§ **DIRECTIONS**
Here are records with pictures in them. Copy all of them exactly and leave the pictures out.

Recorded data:
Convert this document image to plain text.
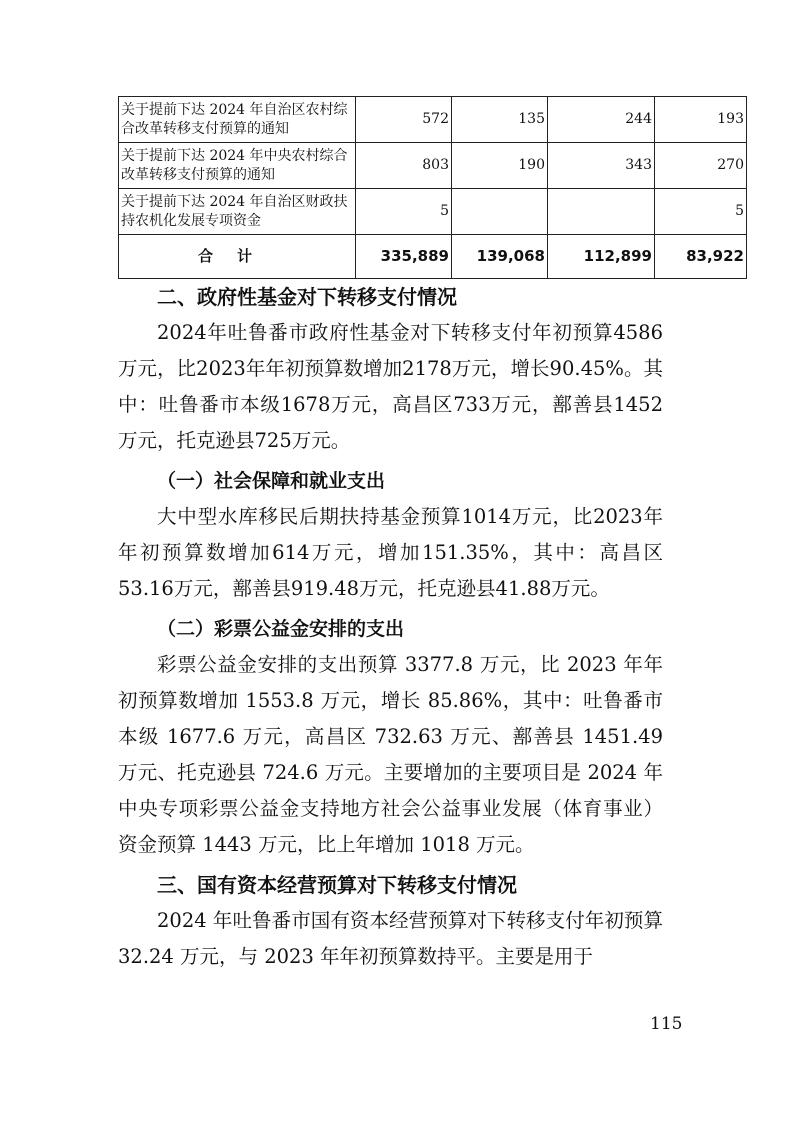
关于提前下达 2024 年自治区农村综合改革转移支付预算的通知	572	135	244	193
关于提前下达 2024 年中央农村综合改革转移支付预算的通知	803	190	343	270
关于提前下达 2024 年自治区财政扶持农机化发展专项资金	5			5
合计	335,889	139,068	112,899	83,922
二、政府性基金对下转移支付情况

2024年吐鲁番市政府性基金对下转移支付年初预算4586万元，比2023年年初预算数增加2178万元，增长90.45%。其中：吐鲁番市本级1678万元，高昌区733万元，鄯善县1452万元，托克逊县725万元。

（一）社会保障和就业支出

大中型水库移民后期扶持基金预算1014万元，比2023年年初预算数增加614万元，增加151.35%，其中：高昌区53.16万元，鄯善县919.48万元，托克逊县41.88万元。

（二）彩票公益金安排的支出

彩票公益金安排的支出预算 3377.8 万元，比 2023 年年初预算数增加 1553.8 万元，增长 85.86%，其中：吐鲁番市本级 1677.6 万元，高昌区 732.63 万元、鄯善县 1451.49 万元、托克逊县 724.6 万元。主要增加的主要项目是 2024 年中央专项彩票公益金支持地方社会公益事业发展（体育事业）资金预算 1443 万元，比上年增加 1018 万元。

三、国有资本经营预算对下转移支付情况

2024 年吐鲁番市国有资本经营预算对下转移支付年初预算 32.24 万元，与 2023 年年初预算数持平。主要是用于

115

§ **RESULT**
Convert this document image to plain text.
关于提前下达 2024 年自治区农村综合改革转移支付预算的通知	572	135	244	193
关于提前下达 2024 年中央农村综合改革转移支付预算的通知	803	190	343	270
关于提前下达 2024 年自治区财政扶持农机化发展专项资金	5			5
合计	335,889	139,068	112,899	83,922
二、政府性基金对下转移支付情况

2024年吐鲁番市政府性基金对下转移支付年初预算4586万元，比2023年年初预算数增加2178万元，增长90.45%。其中：吐鲁番市本级1678万元，高昌区733万元，鄯善县1452万元，托克逊县725万元。

（一）社会保障和就业支出

大中型水库移民后期扶持基金预算1014万元，比2023年年初预算数增加614万元，增加151.35%，其中：高昌区53.16万元，鄯善县919.48万元，托克逊县41.88万元。

（二）彩票公益金安排的支出

彩票公益金安排的支出预算 3377.8 万元，比 2023 年年初预算数增加 1553.8 万元，增长 85.86%，其中：吐鲁番市本级 1677.6 万元，高昌区 732.63 万元、鄯善县 1451.49 万元、托克逊县 724.6 万元。主要增加的主要项目是 2024 年中央专项彩票公益金支持地方社会公益事业发展（体育事业）资金预算 1443 万元，比上年增加 1018 万元。

三、国有资本经营预算对下转移支付情况

2024 年吐鲁番市国有资本经营预算对下转移支付年初预算 32.24 万元，与 2023 年年初预算数持平。主要是用于

115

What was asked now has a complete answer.